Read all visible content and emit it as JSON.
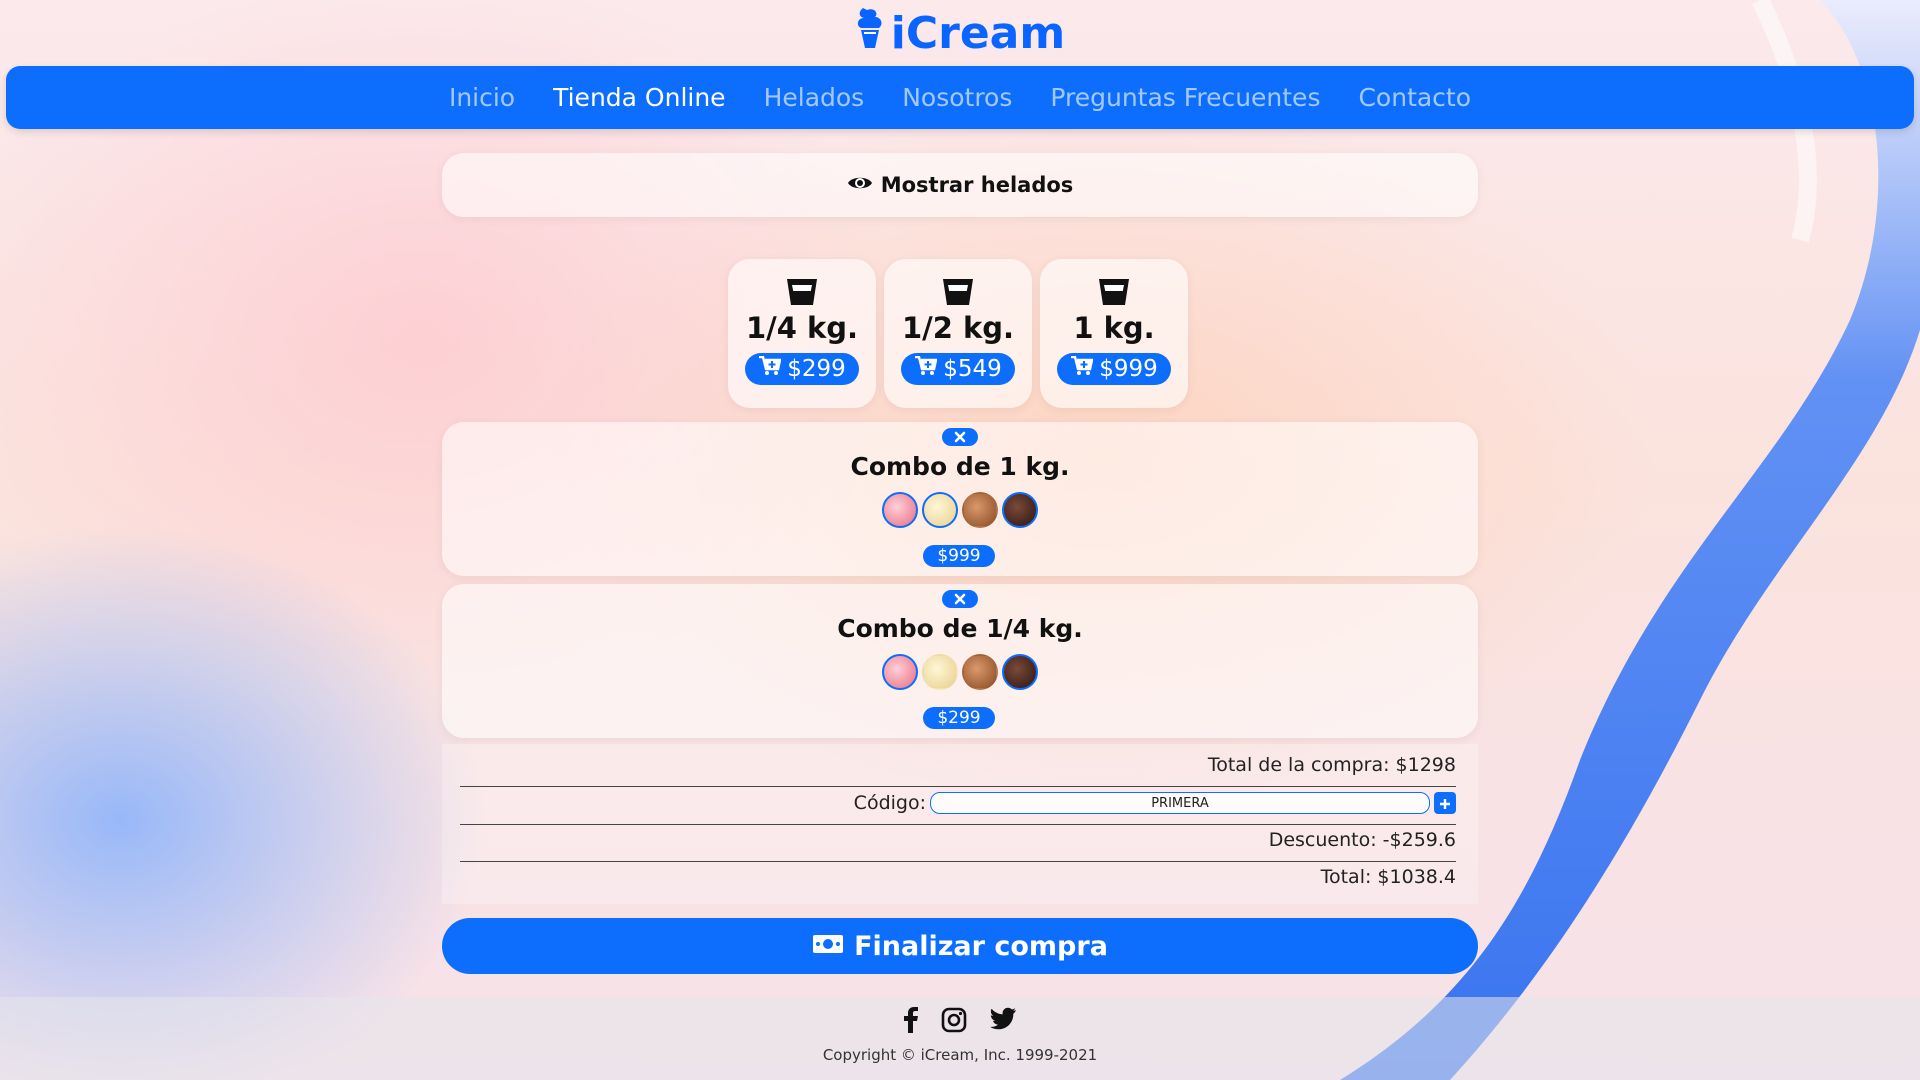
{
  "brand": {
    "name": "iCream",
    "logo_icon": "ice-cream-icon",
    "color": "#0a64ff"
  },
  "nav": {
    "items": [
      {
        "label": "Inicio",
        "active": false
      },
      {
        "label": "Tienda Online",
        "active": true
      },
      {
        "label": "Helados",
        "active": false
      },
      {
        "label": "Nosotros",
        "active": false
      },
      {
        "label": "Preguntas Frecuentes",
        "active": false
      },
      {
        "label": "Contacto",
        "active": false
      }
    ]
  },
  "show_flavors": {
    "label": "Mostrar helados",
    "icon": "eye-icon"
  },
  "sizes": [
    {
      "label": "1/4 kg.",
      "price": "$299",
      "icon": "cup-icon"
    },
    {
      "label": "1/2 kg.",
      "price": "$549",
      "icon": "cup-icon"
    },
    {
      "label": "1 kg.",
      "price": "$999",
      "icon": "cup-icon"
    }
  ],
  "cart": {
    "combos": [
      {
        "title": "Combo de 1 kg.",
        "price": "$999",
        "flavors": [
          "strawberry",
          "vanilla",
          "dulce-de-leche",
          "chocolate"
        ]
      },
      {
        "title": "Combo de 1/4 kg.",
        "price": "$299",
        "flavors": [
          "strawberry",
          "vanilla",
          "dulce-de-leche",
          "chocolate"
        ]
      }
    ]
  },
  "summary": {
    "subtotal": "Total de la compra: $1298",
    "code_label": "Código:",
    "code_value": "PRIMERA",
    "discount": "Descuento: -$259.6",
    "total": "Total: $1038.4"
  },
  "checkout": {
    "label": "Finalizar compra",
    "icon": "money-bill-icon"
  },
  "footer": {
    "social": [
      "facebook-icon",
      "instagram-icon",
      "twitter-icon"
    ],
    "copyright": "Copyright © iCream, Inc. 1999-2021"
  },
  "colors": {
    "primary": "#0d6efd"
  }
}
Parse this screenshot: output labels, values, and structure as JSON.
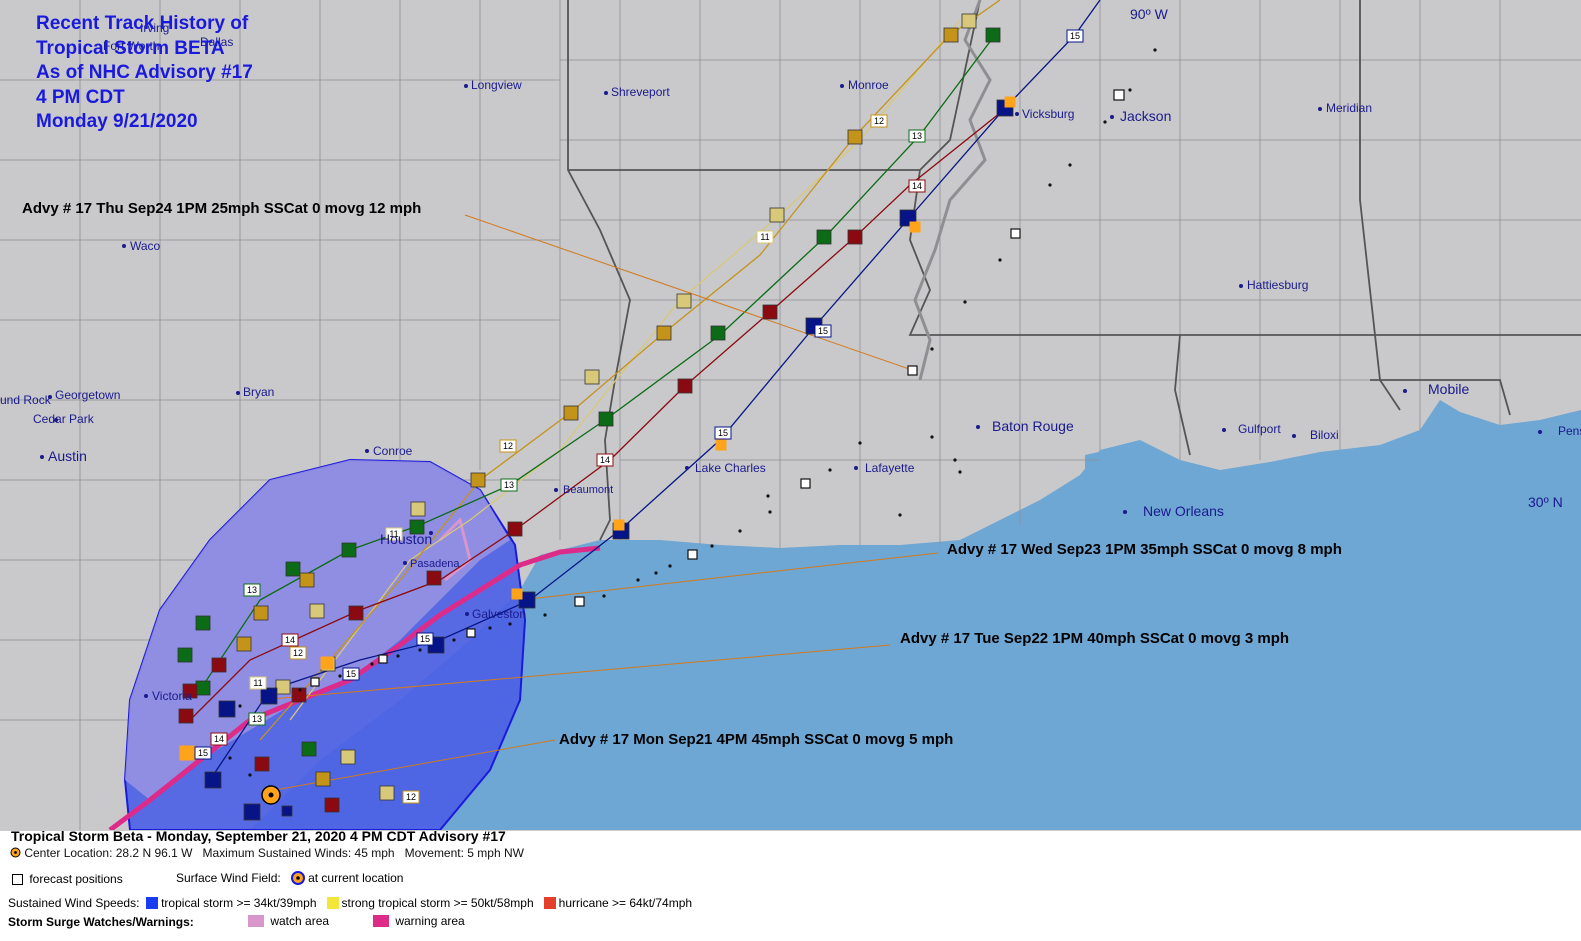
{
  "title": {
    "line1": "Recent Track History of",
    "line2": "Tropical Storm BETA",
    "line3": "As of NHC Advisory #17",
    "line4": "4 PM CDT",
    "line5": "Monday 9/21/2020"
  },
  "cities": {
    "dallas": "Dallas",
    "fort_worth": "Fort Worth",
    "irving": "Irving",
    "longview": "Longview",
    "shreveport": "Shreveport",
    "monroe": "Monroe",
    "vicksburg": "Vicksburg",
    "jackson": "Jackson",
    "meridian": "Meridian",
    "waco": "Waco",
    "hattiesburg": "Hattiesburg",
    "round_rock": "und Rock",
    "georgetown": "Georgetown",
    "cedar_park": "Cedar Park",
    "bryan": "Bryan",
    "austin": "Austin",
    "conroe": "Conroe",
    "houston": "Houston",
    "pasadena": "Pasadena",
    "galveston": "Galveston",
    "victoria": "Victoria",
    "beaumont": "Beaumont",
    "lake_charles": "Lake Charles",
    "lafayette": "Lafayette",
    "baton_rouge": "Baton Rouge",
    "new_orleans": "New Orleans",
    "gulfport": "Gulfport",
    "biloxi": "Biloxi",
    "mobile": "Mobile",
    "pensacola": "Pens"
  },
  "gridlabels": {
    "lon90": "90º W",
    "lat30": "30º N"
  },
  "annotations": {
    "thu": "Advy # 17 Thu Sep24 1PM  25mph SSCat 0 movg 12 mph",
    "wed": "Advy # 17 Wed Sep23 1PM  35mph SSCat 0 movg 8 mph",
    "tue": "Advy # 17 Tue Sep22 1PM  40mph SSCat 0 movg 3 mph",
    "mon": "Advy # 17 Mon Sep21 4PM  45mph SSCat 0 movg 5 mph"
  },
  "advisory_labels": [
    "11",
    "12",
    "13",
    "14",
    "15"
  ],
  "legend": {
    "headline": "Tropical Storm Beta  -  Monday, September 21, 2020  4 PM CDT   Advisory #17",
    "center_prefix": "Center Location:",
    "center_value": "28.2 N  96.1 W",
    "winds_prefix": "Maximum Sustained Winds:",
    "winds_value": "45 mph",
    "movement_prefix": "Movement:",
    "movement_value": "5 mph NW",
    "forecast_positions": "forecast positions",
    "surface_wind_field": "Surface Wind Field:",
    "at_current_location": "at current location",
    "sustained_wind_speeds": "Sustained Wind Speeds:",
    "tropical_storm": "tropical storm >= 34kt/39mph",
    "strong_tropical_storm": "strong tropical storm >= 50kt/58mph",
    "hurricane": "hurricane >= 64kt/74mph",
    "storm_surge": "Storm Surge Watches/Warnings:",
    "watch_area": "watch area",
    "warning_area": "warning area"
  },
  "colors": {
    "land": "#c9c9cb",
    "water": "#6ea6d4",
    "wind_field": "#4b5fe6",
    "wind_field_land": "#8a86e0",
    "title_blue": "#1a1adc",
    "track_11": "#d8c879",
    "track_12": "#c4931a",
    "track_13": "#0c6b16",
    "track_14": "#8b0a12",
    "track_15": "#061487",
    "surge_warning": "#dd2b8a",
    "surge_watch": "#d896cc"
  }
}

▶ Short exercise
From the entries, report each line that includes the word "price".

▶ Right answer
      "price": "$299",
      "price": "$549",
      "price": "$999",
        "price": "$999",
        "price": "$299",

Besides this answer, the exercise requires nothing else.